Stored dataset items:
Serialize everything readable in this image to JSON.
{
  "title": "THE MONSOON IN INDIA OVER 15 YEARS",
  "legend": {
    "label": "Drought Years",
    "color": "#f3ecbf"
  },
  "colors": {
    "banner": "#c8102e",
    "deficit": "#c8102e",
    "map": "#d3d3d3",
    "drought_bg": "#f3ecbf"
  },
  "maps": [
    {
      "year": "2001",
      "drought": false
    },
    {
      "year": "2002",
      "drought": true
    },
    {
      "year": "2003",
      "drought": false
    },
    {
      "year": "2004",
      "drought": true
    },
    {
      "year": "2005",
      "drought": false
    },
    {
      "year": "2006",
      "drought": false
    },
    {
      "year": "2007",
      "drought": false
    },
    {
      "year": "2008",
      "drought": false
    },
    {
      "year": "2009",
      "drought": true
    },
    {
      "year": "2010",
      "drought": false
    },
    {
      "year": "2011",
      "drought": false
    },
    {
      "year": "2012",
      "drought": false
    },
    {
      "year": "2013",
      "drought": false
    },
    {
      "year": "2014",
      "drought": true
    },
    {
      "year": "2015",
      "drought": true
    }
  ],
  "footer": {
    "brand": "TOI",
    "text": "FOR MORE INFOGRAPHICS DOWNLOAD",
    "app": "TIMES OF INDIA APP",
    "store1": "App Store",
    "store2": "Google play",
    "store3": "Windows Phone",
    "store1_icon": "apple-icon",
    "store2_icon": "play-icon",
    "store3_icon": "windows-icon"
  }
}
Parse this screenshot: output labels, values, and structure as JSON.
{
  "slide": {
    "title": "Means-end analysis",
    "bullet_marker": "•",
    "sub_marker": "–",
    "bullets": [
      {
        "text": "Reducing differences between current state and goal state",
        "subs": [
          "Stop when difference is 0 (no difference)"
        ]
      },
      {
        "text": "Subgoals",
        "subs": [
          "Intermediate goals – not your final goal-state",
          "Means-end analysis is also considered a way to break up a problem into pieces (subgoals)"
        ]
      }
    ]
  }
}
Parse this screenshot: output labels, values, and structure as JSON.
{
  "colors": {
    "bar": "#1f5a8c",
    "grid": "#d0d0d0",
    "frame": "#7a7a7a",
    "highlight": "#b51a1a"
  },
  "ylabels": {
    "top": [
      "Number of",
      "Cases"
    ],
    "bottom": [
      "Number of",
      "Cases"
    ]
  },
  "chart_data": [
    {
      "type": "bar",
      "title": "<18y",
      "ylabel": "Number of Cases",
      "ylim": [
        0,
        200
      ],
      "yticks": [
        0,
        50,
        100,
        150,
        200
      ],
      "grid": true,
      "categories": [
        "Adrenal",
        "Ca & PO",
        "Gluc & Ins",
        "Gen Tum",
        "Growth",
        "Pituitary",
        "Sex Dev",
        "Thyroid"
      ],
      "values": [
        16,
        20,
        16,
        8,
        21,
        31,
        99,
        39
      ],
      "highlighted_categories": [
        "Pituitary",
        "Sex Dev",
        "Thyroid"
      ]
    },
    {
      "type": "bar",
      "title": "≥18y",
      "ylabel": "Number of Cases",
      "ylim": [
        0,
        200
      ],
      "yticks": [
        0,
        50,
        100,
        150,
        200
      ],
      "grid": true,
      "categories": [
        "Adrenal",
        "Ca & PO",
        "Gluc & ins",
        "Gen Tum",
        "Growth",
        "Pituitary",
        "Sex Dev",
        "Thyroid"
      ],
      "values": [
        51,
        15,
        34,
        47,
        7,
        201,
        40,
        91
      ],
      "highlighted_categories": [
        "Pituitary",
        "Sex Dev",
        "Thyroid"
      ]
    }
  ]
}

Do this ▸ Wherever the string "title" appears in the entries above, list that line.

Response to the exercise ▸
  "title": "THE MONSOON IN INDIA OVER 15 YEARS",
    "title": "Means-end analysis",
      "title": "<18y",
      "title": "≥18y",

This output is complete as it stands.